TASK TO COMPLETE: Retype all of the entries word for word.

RECORD LIST:

━━━━━━━━━━━━━━━━━━━━

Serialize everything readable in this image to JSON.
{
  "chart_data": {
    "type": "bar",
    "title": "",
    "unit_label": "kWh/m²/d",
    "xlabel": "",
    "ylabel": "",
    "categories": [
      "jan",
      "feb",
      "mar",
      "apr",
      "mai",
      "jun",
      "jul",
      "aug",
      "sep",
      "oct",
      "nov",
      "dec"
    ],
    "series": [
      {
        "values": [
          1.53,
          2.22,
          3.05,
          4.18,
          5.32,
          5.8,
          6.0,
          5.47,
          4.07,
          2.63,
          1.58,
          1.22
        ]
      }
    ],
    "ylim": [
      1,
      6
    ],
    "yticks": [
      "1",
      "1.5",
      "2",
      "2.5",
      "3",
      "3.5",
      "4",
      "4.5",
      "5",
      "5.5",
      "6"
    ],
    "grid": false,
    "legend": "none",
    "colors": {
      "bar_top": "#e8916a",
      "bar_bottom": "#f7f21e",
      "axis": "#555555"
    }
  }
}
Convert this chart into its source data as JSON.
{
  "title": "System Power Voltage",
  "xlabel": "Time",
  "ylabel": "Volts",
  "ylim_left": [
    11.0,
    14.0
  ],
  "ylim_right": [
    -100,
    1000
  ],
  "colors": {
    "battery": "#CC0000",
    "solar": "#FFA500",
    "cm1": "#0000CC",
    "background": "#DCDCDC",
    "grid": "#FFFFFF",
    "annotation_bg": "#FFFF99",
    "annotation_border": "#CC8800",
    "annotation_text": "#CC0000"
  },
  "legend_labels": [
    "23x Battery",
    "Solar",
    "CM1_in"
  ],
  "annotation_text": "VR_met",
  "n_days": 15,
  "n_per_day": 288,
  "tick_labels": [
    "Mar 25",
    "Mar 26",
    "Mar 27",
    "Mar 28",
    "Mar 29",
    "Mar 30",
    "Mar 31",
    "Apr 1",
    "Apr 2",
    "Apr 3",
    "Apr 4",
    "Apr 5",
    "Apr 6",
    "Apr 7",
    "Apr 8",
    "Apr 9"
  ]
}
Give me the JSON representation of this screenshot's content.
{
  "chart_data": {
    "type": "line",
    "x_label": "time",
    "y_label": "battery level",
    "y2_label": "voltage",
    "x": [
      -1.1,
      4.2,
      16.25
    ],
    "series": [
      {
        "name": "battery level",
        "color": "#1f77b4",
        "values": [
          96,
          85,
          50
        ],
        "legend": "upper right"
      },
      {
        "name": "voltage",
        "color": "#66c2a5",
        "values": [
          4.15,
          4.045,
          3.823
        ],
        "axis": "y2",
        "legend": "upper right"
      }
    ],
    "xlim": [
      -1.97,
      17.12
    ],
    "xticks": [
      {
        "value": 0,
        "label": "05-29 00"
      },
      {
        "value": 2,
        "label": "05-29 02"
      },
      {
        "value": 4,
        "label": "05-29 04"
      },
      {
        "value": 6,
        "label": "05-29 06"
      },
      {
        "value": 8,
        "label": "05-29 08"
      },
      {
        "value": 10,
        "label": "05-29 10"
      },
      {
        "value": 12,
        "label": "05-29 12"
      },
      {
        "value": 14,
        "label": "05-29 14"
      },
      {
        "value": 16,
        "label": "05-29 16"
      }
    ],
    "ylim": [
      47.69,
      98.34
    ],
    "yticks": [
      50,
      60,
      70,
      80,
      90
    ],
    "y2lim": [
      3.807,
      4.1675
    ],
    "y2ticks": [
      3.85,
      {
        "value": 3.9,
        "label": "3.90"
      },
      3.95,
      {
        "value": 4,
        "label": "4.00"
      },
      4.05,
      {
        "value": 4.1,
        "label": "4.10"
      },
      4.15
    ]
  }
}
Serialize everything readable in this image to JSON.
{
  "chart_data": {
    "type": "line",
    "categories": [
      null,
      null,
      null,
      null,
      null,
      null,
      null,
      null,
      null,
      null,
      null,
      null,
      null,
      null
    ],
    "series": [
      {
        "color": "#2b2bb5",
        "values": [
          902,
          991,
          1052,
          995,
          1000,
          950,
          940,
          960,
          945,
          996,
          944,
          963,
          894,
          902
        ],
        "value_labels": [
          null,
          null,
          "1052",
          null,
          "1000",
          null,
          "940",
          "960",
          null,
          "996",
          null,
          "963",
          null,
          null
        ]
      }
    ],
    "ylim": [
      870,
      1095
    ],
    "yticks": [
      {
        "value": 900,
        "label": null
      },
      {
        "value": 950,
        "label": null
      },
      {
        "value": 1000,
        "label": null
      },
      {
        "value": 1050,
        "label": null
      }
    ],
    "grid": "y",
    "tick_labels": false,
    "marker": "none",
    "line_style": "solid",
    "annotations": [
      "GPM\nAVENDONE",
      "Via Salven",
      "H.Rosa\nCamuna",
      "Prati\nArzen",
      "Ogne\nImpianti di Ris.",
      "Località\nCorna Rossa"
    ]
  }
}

━━━━━━━━━━━━━━━━━━━━

ANSWER FOR THE TASK:
Serialize everything readable in this image to JSON.
{
  "chart_data": {
    "type": "bar",
    "title": "",
    "unit_label": "kWh/m²/d",
    "xlabel": "",
    "ylabel": "",
    "categories": [
      "jan",
      "feb",
      "mar",
      "apr",
      "mai",
      "jun",
      "jul",
      "aug",
      "sep",
      "oct",
      "nov",
      "dec"
    ],
    "series": [
      {
        "values": [
          1.53,
          2.22,
          3.05,
          4.18,
          5.32,
          5.8,
          6.0,
          5.47,
          4.07,
          2.63,
          1.58,
          1.22
        ]
      }
    ],
    "ylim": [
      1,
      6
    ],
    "yticks": [
      "1",
      "1.5",
      "2",
      "2.5",
      "3",
      "3.5",
      "4",
      "4.5",
      "5",
      "5.5",
      "6"
    ],
    "grid": false,
    "legend": "none",
    "colors": {
      "bar_top": "#e8916a",
      "bar_bottom": "#f7f21e",
      "axis": "#555555"
    }
  }
}
Convert this chart into its source data as JSON.
{
  "title": "System Power Voltage",
  "xlabel": "Time",
  "ylabel": "Volts",
  "ylim_left": [
    11.0,
    14.0
  ],
  "ylim_right": [
    -100,
    1000
  ],
  "colors": {
    "battery": "#CC0000",
    "solar": "#FFA500",
    "cm1": "#0000CC",
    "background": "#DCDCDC",
    "grid": "#FFFFFF",
    "annotation_bg": "#FFFF99",
    "annotation_border": "#CC8800",
    "annotation_text": "#CC0000"
  },
  "legend_labels": [
    "23x Battery",
    "Solar",
    "CM1_in"
  ],
  "annotation_text": "VR_met",
  "n_days": 15,
  "n_per_day": 288,
  "tick_labels": [
    "Mar 25",
    "Mar 26",
    "Mar 27",
    "Mar 28",
    "Mar 29",
    "Mar 30",
    "Mar 31",
    "Apr 1",
    "Apr 2",
    "Apr 3",
    "Apr 4",
    "Apr 5",
    "Apr 6",
    "Apr 7",
    "Apr 8",
    "Apr 9"
  ]
}
Give me the JSON representation of this screenshot's content.
{
  "chart_data": {
    "type": "line",
    "x_label": "time",
    "y_label": "battery level",
    "y2_label": "voltage",
    "x": [
      -1.1,
      4.2,
      16.25
    ],
    "series": [
      {
        "name": "battery level",
        "color": "#1f77b4",
        "values": [
          96,
          85,
          50
        ],
        "legend": "upper right"
      },
      {
        "name": "voltage",
        "color": "#66c2a5",
        "values": [
          4.15,
          4.045,
          3.823
        ],
        "axis": "y2",
        "legend": "upper right"
      }
    ],
    "xlim": [
      -1.97,
      17.12
    ],
    "xticks": [
      {
        "value": 0,
        "label": "05-29 00"
      },
      {
        "value": 2,
        "label": "05-29 02"
      },
      {
        "value": 4,
        "label": "05-29 04"
      },
      {
        "value": 6,
        "label": "05-29 06"
      },
      {
        "value": 8,
        "label": "05-29 08"
      },
      {
        "value": 10,
        "label": "05-29 10"
      },
      {
        "value": 12,
        "label": "05-29 12"
      },
      {
        "value": 14,
        "label": "05-29 14"
      },
      {
        "value": 16,
        "label": "05-29 16"
      }
    ],
    "ylim": [
      47.69,
      98.34
    ],
    "yticks": [
      50,
      60,
      70,
      80,
      90
    ],
    "y2lim": [
      3.807,
      4.1675
    ],
    "y2ticks": [
      3.85,
      {
        "value": 3.9,
        "label": "3.90"
      },
      3.95,
      {
        "value": 4,
        "label": "4.00"
      },
      4.05,
      {
        "value": 4.1,
        "label": "4.10"
      },
      4.15
    ]
  }
}
Serialize everything readable in this image to JSON.
{
  "chart_data": {
    "type": "line",
    "categories": [
      null,
      null,
      null,
      null,
      null,
      null,
      null,
      null,
      null,
      null,
      null,
      null,
      null,
      null
    ],
    "series": [
      {
        "color": "#2b2bb5",
        "values": [
          902,
          991,
          1052,
          995,
          1000,
          950,
          940,
          960,
          945,
          996,
          944,
          963,
          894,
          902
        ],
        "value_labels": [
          null,
          null,
          "1052",
          null,
          "1000",
          null,
          "940",
          "960",
          null,
          "996",
          null,
          "963",
          null,
          null
        ]
      }
    ],
    "ylim": [
      870,
      1095
    ],
    "yticks": [
      {
        "value": 900,
        "label": null
      },
      {
        "value": 950,
        "label": null
      },
      {
        "value": 1000,
        "label": null
      },
      {
        "value": 1050,
        "label": null
      }
    ],
    "grid": "y",
    "tick_labels": false,
    "marker": "none",
    "line_style": "solid",
    "annotations": [
      "GPM\nAVENDONE",
      "Via Salven",
      "H.Rosa\nCamuna",
      "Prati\nArzen",
      "Ogne\nImpianti di Ris.",
      "Località\nCorna Rossa"
    ]
  }
}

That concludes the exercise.